Goal of the exercise: Every entry below must appear again, exactly as written.

##########

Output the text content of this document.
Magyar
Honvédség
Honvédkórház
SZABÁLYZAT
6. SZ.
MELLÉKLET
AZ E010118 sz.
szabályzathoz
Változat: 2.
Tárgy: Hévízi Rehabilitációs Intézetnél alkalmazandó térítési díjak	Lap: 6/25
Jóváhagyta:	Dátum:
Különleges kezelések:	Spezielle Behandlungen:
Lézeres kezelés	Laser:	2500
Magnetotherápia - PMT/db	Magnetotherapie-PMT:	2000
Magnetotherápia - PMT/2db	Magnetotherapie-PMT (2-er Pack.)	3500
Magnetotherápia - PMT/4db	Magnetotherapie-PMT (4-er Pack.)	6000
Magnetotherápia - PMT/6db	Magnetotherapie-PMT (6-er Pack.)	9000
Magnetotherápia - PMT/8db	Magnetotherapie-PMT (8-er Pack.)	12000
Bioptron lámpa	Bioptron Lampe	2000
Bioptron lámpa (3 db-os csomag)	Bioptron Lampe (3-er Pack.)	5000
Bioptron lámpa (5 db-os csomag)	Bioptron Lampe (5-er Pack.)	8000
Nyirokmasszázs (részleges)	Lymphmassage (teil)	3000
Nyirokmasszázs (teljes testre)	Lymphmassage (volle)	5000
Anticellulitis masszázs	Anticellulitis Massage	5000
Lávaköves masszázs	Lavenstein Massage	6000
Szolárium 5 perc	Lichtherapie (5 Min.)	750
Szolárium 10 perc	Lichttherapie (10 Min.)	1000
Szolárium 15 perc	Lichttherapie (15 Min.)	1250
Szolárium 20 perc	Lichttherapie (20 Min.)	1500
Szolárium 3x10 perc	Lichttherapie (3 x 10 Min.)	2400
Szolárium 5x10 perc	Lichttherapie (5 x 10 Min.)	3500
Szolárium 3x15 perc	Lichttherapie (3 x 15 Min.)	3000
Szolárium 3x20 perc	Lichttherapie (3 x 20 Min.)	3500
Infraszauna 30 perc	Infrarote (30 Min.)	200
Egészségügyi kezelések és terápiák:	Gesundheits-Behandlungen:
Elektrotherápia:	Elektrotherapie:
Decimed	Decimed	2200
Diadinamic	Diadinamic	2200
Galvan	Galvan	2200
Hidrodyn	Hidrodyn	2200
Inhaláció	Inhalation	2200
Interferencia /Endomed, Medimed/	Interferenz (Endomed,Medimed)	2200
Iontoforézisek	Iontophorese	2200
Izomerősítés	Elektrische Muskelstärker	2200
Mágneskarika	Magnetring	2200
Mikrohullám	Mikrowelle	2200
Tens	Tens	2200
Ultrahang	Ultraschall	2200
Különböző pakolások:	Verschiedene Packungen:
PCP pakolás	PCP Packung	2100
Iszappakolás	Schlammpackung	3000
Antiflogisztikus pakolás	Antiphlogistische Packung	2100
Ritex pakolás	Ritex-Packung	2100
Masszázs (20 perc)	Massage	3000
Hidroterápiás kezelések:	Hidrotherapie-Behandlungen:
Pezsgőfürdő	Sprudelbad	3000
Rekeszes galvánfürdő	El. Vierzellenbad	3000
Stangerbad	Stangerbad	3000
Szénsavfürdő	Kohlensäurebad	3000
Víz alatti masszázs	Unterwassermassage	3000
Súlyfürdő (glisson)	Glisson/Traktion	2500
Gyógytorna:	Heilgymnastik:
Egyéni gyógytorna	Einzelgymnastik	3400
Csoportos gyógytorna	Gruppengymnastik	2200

##########

Worked answer:
Output the text content of this document.
Magyar
Honvédség
Honvédkórház
SZABÁLYZAT
6. SZ.
MELLÉKLET
AZ E010118 sz.
szabályzathoz
Változat: 2.
Tárgy: Hévízi Rehabilitációs Intézetnél alkalmazandó térítési díjak	Lap: 6/25
Jóváhagyta:	Dátum:
Különleges kezelések:	Spezielle Behandlungen:
Lézeres kezelés	Laser:	2500
Magnetotherápia - PMT/db	Magnetotherapie-PMT:	2000
Magnetotherápia - PMT/2db	Magnetotherapie-PMT (2-er Pack.)	3500
Magnetotherápia - PMT/4db	Magnetotherapie-PMT (4-er Pack.)	6000
Magnetotherápia - PMT/6db	Magnetotherapie-PMT (6-er Pack.)	9000
Magnetotherápia - PMT/8db	Magnetotherapie-PMT (8-er Pack.)	12000
Bioptron lámpa	Bioptron Lampe	2000
Bioptron lámpa (3 db-os csomag)	Bioptron Lampe (3-er Pack.)	5000
Bioptron lámpa (5 db-os csomag)	Bioptron Lampe (5-er Pack.)	8000
Nyirokmasszázs (részleges)	Lymphmassage (teil)	3000
Nyirokmasszázs (teljes testre)	Lymphmassage (volle)	5000
Anticellulitis masszázs	Anticellulitis Massage	5000
Lávaköves masszázs	Lavenstein Massage	6000
Szolárium 5 perc	Lichtherapie (5 Min.)	750
Szolárium 10 perc	Lichttherapie (10 Min.)	1000
Szolárium 15 perc	Lichttherapie (15 Min.)	1250
Szolárium 20 perc	Lichttherapie (20 Min.)	1500
Szolárium 3x10 perc	Lichttherapie (3 x 10 Min.)	2400
Szolárium 5x10 perc	Lichttherapie (5 x 10 Min.)	3500
Szolárium 3x15 perc	Lichttherapie (3 x 15 Min.)	3000
Szolárium 3x20 perc	Lichttherapie (3 x 20 Min.)	3500
Infraszauna 30 perc	Infrarote (30 Min.)	200
Egészségügyi kezelések és terápiák:	Gesundheits-Behandlungen:
Elektrotherápia:	Elektrotherapie:
Decimed	Decimed	2200
Diadinamic	Diadinamic	2200
Galvan	Galvan	2200
Hidrodyn	Hidrodyn	2200
Inhaláció	Inhalation	2200
Interferencia /Endomed, Medimed/	Interferenz (Endomed,Medimed)	2200
Iontoforézisek	Iontophorese	2200
Izomerősítés	Elektrische Muskelstärker	2200
Mágneskarika	Magnetring	2200
Mikrohullám	Mikrowelle	2200
Tens	Tens	2200
Ultrahang	Ultraschall	2200
Különböző pakolások:	Verschiedene Packungen:
PCP pakolás	PCP Packung	2100
Iszappakolás	Schlammpackung	3000
Antiflogisztikus pakolás	Antiphlogistische Packung	2100
Ritex pakolás	Ritex-Packung	2100
Masszázs (20 perc)	Massage	3000
Hidroterápiás kezelések:	Hidrotherapie-Behandlungen:
Pezsgőfürdő	Sprudelbad	3000
Rekeszes galvánfürdő	El. Vierzellenbad	3000
Stangerbad	Stangerbad	3000
Szénsavfürdő	Kohlensäurebad	3000
Víz alatti masszázs	Unterwassermassage	3000
Súlyfürdő (glisson)	Glisson/Traktion	2500
Gyógytorna:	Heilgymnastik:
Egyéni gyógytorna	Einzelgymnastik	3400
Csoportos gyógytorna	Gruppengymnastik	2200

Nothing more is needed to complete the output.